Stored rows

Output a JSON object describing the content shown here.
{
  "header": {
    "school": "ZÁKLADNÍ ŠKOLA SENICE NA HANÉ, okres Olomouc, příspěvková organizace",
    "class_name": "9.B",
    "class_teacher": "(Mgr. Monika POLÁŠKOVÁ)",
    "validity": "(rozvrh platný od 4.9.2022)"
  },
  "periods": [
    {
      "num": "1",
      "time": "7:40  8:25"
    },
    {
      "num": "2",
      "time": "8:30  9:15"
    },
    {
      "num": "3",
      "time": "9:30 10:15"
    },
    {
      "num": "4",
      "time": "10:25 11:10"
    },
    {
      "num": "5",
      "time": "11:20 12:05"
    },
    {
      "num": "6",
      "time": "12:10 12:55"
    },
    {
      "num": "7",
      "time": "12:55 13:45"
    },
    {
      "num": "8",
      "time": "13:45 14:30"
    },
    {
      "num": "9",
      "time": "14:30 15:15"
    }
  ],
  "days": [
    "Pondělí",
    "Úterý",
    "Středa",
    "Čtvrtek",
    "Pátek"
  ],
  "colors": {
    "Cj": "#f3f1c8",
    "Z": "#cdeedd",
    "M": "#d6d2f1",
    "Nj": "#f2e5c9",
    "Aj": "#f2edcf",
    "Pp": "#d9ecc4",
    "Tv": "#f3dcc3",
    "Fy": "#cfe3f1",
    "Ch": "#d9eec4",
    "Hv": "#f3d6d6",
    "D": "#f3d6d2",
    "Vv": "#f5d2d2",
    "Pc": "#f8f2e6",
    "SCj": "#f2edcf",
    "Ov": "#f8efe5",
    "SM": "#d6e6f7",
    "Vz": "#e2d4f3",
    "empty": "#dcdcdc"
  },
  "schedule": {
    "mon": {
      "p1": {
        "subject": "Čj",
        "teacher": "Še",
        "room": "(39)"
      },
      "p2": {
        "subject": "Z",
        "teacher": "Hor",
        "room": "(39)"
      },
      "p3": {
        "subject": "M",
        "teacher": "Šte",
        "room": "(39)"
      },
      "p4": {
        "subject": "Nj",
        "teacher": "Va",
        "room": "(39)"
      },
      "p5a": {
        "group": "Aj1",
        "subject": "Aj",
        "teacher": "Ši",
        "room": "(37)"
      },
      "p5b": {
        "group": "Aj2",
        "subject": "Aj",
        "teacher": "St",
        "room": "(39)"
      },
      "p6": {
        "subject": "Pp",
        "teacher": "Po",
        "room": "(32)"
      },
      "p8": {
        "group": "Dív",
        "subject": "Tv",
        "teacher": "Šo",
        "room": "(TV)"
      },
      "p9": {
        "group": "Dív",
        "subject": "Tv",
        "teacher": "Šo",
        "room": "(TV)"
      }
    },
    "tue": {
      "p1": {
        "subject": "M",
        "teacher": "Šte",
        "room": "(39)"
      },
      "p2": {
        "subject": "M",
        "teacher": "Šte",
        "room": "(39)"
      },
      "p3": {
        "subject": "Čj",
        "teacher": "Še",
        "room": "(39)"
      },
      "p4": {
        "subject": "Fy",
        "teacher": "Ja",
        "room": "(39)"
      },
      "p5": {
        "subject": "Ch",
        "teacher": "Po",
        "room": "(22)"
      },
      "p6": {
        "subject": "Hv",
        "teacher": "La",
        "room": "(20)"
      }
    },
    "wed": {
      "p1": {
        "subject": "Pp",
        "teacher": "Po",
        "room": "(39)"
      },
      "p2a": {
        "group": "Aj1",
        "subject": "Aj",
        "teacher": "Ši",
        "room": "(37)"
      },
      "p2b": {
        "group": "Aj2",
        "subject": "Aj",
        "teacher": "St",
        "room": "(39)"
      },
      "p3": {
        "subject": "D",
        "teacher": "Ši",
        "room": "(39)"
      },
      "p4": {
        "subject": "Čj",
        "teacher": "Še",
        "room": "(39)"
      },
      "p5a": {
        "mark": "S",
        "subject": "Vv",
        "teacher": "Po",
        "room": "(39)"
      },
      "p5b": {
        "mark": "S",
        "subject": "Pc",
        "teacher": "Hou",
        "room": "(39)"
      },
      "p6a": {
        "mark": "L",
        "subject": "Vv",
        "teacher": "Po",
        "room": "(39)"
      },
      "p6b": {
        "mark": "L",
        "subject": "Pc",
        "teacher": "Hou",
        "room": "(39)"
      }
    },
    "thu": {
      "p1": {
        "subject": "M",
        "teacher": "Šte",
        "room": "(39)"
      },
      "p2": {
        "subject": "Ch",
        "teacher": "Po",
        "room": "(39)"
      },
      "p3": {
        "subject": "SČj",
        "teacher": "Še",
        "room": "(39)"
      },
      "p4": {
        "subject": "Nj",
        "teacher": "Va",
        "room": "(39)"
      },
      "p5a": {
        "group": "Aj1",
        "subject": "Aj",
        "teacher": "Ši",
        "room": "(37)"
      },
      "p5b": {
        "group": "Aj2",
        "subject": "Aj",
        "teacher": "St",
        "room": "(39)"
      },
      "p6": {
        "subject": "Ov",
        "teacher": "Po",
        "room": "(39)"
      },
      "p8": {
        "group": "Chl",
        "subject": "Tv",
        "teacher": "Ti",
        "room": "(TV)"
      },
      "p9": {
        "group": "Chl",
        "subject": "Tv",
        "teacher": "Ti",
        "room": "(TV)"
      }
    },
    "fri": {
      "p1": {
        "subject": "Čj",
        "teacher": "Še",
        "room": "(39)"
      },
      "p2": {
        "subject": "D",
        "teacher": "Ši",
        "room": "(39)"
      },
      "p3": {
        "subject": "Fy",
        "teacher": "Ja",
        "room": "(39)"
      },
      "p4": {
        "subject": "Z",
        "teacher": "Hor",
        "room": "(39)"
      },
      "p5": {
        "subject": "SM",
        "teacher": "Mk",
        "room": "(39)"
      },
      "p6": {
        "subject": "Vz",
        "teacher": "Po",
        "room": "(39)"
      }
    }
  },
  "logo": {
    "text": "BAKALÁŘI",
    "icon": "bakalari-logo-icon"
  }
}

Stated task
Reproduce each entry exactly, leaving out nothing.

Output for this task
Output a JSON object describing the content shown here.
{
  "header": {
    "school": "ZÁKLADNÍ ŠKOLA SENICE NA HANÉ, okres Olomouc, příspěvková organizace",
    "class_name": "9.B",
    "class_teacher": "(Mgr. Monika POLÁŠKOVÁ)",
    "validity": "(rozvrh platný od 4.9.2022)"
  },
  "periods": [
    {
      "num": "1",
      "time": "7:40  8:25"
    },
    {
      "num": "2",
      "time": "8:30  9:15"
    },
    {
      "num": "3",
      "time": "9:30 10:15"
    },
    {
      "num": "4",
      "time": "10:25 11:10"
    },
    {
      "num": "5",
      "time": "11:20 12:05"
    },
    {
      "num": "6",
      "time": "12:10 12:55"
    },
    {
      "num": "7",
      "time": "12:55 13:45"
    },
    {
      "num": "8",
      "time": "13:45 14:30"
    },
    {
      "num": "9",
      "time": "14:30 15:15"
    }
  ],
  "days": [
    "Pondělí",
    "Úterý",
    "Středa",
    "Čtvrtek",
    "Pátek"
  ],
  "colors": {
    "Cj": "#f3f1c8",
    "Z": "#cdeedd",
    "M": "#d6d2f1",
    "Nj": "#f2e5c9",
    "Aj": "#f2edcf",
    "Pp": "#d9ecc4",
    "Tv": "#f3dcc3",
    "Fy": "#cfe3f1",
    "Ch": "#d9eec4",
    "Hv": "#f3d6d6",
    "D": "#f3d6d2",
    "Vv": "#f5d2d2",
    "Pc": "#f8f2e6",
    "SCj": "#f2edcf",
    "Ov": "#f8efe5",
    "SM": "#d6e6f7",
    "Vz": "#e2d4f3",
    "empty": "#dcdcdc"
  },
  "schedule": {
    "mon": {
      "p1": {
        "subject": "Čj",
        "teacher": "Še",
        "room": "(39)"
      },
      "p2": {
        "subject": "Z",
        "teacher": "Hor",
        "room": "(39)"
      },
      "p3": {
        "subject": "M",
        "teacher": "Šte",
        "room": "(39)"
      },
      "p4": {
        "subject": "Nj",
        "teacher": "Va",
        "room": "(39)"
      },
      "p5a": {
        "group": "Aj1",
        "subject": "Aj",
        "teacher": "Ši",
        "room": "(37)"
      },
      "p5b": {
        "group": "Aj2",
        "subject": "Aj",
        "teacher": "St",
        "room": "(39)"
      },
      "p6": {
        "subject": "Pp",
        "teacher": "Po",
        "room": "(32)"
      },
      "p8": {
        "group": "Dív",
        "subject": "Tv",
        "teacher": "Šo",
        "room": "(TV)"
      },
      "p9": {
        "group": "Dív",
        "subject": "Tv",
        "teacher": "Šo",
        "room": "(TV)"
      }
    },
    "tue": {
      "p1": {
        "subject": "M",
        "teacher": "Šte",
        "room": "(39)"
      },
      "p2": {
        "subject": "M",
        "teacher": "Šte",
        "room": "(39)"
      },
      "p3": {
        "subject": "Čj",
        "teacher": "Še",
        "room": "(39)"
      },
      "p4": {
        "subject": "Fy",
        "teacher": "Ja",
        "room": "(39)"
      },
      "p5": {
        "subject": "Ch",
        "teacher": "Po",
        "room": "(22)"
      },
      "p6": {
        "subject": "Hv",
        "teacher": "La",
        "room": "(20)"
      }
    },
    "wed": {
      "p1": {
        "subject": "Pp",
        "teacher": "Po",
        "room": "(39)"
      },
      "p2a": {
        "group": "Aj1",
        "subject": "Aj",
        "teacher": "Ši",
        "room": "(37)"
      },
      "p2b": {
        "group": "Aj2",
        "subject": "Aj",
        "teacher": "St",
        "room": "(39)"
      },
      "p3": {
        "subject": "D",
        "teacher": "Ši",
        "room": "(39)"
      },
      "p4": {
        "subject": "Čj",
        "teacher": "Še",
        "room": "(39)"
      },
      "p5a": {
        "mark": "S",
        "subject": "Vv",
        "teacher": "Po",
        "room": "(39)"
      },
      "p5b": {
        "mark": "S",
        "subject": "Pc",
        "teacher": "Hou",
        "room": "(39)"
      },
      "p6a": {
        "mark": "L",
        "subject": "Vv",
        "teacher": "Po",
        "room": "(39)"
      },
      "p6b": {
        "mark": "L",
        "subject": "Pc",
        "teacher": "Hou",
        "room": "(39)"
      }
    },
    "thu": {
      "p1": {
        "subject": "M",
        "teacher": "Šte",
        "room": "(39)"
      },
      "p2": {
        "subject": "Ch",
        "teacher": "Po",
        "room": "(39)"
      },
      "p3": {
        "subject": "SČj",
        "teacher": "Še",
        "room": "(39)"
      },
      "p4": {
        "subject": "Nj",
        "teacher": "Va",
        "room": "(39)"
      },
      "p5a": {
        "group": "Aj1",
        "subject": "Aj",
        "teacher": "Ši",
        "room": "(37)"
      },
      "p5b": {
        "group": "Aj2",
        "subject": "Aj",
        "teacher": "St",
        "room": "(39)"
      },
      "p6": {
        "subject": "Ov",
        "teacher": "Po",
        "room": "(39)"
      },
      "p8": {
        "group": "Chl",
        "subject": "Tv",
        "teacher": "Ti",
        "room": "(TV)"
      },
      "p9": {
        "group": "Chl",
        "subject": "Tv",
        "teacher": "Ti",
        "room": "(TV)"
      }
    },
    "fri": {
      "p1": {
        "subject": "Čj",
        "teacher": "Še",
        "room": "(39)"
      },
      "p2": {
        "subject": "D",
        "teacher": "Ši",
        "room": "(39)"
      },
      "p3": {
        "subject": "Fy",
        "teacher": "Ja",
        "room": "(39)"
      },
      "p4": {
        "subject": "Z",
        "teacher": "Hor",
        "room": "(39)"
      },
      "p5": {
        "subject": "SM",
        "teacher": "Mk",
        "room": "(39)"
      },
      "p6": {
        "subject": "Vz",
        "teacher": "Po",
        "room": "(39)"
      }
    }
  },
  "logo": {
    "text": "BAKALÁŘI",
    "icon": "bakalari-logo-icon"
  }
}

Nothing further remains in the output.